** What this task involves **
Take all the material and copy it exactly.

▬▬▬

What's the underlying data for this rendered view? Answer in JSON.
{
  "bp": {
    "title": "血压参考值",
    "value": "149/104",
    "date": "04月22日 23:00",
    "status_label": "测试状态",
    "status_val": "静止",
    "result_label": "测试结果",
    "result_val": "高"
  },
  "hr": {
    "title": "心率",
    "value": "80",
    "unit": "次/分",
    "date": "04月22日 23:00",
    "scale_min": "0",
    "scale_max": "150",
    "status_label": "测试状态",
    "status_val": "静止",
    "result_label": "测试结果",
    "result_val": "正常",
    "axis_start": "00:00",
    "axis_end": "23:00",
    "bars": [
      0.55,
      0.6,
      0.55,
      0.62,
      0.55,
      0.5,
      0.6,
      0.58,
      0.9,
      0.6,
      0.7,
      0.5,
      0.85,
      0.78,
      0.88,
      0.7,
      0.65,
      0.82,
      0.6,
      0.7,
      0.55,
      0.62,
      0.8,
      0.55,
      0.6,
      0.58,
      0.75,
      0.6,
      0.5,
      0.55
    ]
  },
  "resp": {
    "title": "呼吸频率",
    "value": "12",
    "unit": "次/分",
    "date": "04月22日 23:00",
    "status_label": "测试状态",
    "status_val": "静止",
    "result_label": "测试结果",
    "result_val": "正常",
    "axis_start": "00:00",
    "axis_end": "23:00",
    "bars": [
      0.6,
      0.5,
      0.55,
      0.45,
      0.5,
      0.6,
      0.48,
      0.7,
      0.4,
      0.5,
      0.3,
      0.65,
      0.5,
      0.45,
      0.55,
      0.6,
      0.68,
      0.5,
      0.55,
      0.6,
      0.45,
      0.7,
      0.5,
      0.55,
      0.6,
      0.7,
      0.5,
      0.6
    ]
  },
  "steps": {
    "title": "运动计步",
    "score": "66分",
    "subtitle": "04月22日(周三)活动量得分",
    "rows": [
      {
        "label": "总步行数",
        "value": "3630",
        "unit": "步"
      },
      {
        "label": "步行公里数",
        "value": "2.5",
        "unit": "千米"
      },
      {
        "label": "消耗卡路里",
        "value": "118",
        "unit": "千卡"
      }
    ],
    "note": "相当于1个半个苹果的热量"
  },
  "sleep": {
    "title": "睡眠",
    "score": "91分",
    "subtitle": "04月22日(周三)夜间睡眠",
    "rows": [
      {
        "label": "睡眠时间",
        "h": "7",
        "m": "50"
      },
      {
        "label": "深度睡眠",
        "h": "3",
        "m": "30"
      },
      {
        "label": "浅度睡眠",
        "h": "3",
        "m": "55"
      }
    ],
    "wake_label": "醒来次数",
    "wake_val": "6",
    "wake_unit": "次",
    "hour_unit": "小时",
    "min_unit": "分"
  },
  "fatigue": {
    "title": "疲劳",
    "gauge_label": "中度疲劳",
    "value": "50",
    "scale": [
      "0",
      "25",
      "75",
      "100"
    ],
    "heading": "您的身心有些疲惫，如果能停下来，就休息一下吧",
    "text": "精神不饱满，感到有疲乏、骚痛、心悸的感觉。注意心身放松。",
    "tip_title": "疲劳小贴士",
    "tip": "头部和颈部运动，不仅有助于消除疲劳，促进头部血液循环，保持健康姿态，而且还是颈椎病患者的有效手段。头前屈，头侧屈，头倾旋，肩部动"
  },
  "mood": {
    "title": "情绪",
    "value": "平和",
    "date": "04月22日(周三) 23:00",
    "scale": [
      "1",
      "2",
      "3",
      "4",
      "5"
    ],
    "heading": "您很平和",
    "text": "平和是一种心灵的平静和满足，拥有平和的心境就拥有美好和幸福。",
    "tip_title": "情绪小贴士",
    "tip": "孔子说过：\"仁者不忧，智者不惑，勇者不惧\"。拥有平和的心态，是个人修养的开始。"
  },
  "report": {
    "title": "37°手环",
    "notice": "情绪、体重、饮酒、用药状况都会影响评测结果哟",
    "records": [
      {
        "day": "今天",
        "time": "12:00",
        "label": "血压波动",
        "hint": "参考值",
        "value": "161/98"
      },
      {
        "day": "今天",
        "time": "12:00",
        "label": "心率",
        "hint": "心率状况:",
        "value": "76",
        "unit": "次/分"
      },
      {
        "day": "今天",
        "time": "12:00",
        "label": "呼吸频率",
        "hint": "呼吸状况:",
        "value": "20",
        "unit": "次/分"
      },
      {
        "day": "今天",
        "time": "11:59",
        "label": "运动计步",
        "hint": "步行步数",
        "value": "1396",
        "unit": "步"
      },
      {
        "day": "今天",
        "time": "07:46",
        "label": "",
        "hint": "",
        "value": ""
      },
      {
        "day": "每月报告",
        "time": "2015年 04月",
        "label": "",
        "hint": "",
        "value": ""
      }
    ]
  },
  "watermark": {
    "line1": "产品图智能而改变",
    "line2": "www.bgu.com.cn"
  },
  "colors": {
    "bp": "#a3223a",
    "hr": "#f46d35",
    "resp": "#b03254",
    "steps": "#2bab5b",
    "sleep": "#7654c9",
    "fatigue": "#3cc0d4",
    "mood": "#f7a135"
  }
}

▬▬▬

** Worked answer **
What's the underlying data for this rendered view? Answer in JSON.
{
  "bp": {
    "title": "血压参考值",
    "value": "149/104",
    "date": "04月22日 23:00",
    "status_label": "测试状态",
    "status_val": "静止",
    "result_label": "测试结果",
    "result_val": "高"
  },
  "hr": {
    "title": "心率",
    "value": "80",
    "unit": "次/分",
    "date": "04月22日 23:00",
    "scale_min": "0",
    "scale_max": "150",
    "status_label": "测试状态",
    "status_val": "静止",
    "result_label": "测试结果",
    "result_val": "正常",
    "axis_start": "00:00",
    "axis_end": "23:00",
    "bars": [
      0.55,
      0.6,
      0.55,
      0.62,
      0.55,
      0.5,
      0.6,
      0.58,
      0.9,
      0.6,
      0.7,
      0.5,
      0.85,
      0.78,
      0.88,
      0.7,
      0.65,
      0.82,
      0.6,
      0.7,
      0.55,
      0.62,
      0.8,
      0.55,
      0.6,
      0.58,
      0.75,
      0.6,
      0.5,
      0.55
    ]
  },
  "resp": {
    "title": "呼吸频率",
    "value": "12",
    "unit": "次/分",
    "date": "04月22日 23:00",
    "status_label": "测试状态",
    "status_val": "静止",
    "result_label": "测试结果",
    "result_val": "正常",
    "axis_start": "00:00",
    "axis_end": "23:00",
    "bars": [
      0.6,
      0.5,
      0.55,
      0.45,
      0.5,
      0.6,
      0.48,
      0.7,
      0.4,
      0.5,
      0.3,
      0.65,
      0.5,
      0.45,
      0.55,
      0.6,
      0.68,
      0.5,
      0.55,
      0.6,
      0.45,
      0.7,
      0.5,
      0.55,
      0.6,
      0.7,
      0.5,
      0.6
    ]
  },
  "steps": {
    "title": "运动计步",
    "score": "66分",
    "subtitle": "04月22日(周三)活动量得分",
    "rows": [
      {
        "label": "总步行数",
        "value": "3630",
        "unit": "步"
      },
      {
        "label": "步行公里数",
        "value": "2.5",
        "unit": "千米"
      },
      {
        "label": "消耗卡路里",
        "value": "118",
        "unit": "千卡"
      }
    ],
    "note": "相当于1个半个苹果的热量"
  },
  "sleep": {
    "title": "睡眠",
    "score": "91分",
    "subtitle": "04月22日(周三)夜间睡眠",
    "rows": [
      {
        "label": "睡眠时间",
        "h": "7",
        "m": "50"
      },
      {
        "label": "深度睡眠",
        "h": "3",
        "m": "30"
      },
      {
        "label": "浅度睡眠",
        "h": "3",
        "m": "55"
      }
    ],
    "wake_label": "醒来次数",
    "wake_val": "6",
    "wake_unit": "次",
    "hour_unit": "小时",
    "min_unit": "分"
  },
  "fatigue": {
    "title": "疲劳",
    "gauge_label": "中度疲劳",
    "value": "50",
    "scale": [
      "0",
      "25",
      "75",
      "100"
    ],
    "heading": "您的身心有些疲惫，如果能停下来，就休息一下吧",
    "text": "精神不饱满，感到有疲乏、骚痛、心悸的感觉。注意心身放松。",
    "tip_title": "疲劳小贴士",
    "tip": "头部和颈部运动，不仅有助于消除疲劳，促进头部血液循环，保持健康姿态，而且还是颈椎病患者的有效手段。头前屈，头侧屈，头倾旋，肩部动"
  },
  "mood": {
    "title": "情绪",
    "value": "平和",
    "date": "04月22日(周三) 23:00",
    "scale": [
      "1",
      "2",
      "3",
      "4",
      "5"
    ],
    "heading": "您很平和",
    "text": "平和是一种心灵的平静和满足，拥有平和的心境就拥有美好和幸福。",
    "tip_title": "情绪小贴士",
    "tip": "孔子说过：\"仁者不忧，智者不惑，勇者不惧\"。拥有平和的心态，是个人修养的开始。"
  },
  "report": {
    "title": "37°手环",
    "notice": "情绪、体重、饮酒、用药状况都会影响评测结果哟",
    "records": [
      {
        "day": "今天",
        "time": "12:00",
        "label": "血压波动",
        "hint": "参考值",
        "value": "161/98"
      },
      {
        "day": "今天",
        "time": "12:00",
        "label": "心率",
        "hint": "心率状况:",
        "value": "76",
        "unit": "次/分"
      },
      {
        "day": "今天",
        "time": "12:00",
        "label": "呼吸频率",
        "hint": "呼吸状况:",
        "value": "20",
        "unit": "次/分"
      },
      {
        "day": "今天",
        "time": "11:59",
        "label": "运动计步",
        "hint": "步行步数",
        "value": "1396",
        "unit": "步"
      },
      {
        "day": "今天",
        "time": "07:46",
        "label": "",
        "hint": "",
        "value": ""
      },
      {
        "day": "每月报告",
        "time": "2015年 04月",
        "label": "",
        "hint": "",
        "value": ""
      }
    ]
  },
  "watermark": {
    "line1": "产品图智能而改变",
    "line2": "www.bgu.com.cn"
  },
  "colors": {
    "bp": "#a3223a",
    "hr": "#f46d35",
    "resp": "#b03254",
    "steps": "#2bab5b",
    "sleep": "#7654c9",
    "fatigue": "#3cc0d4",
    "mood": "#f7a135"
  }
}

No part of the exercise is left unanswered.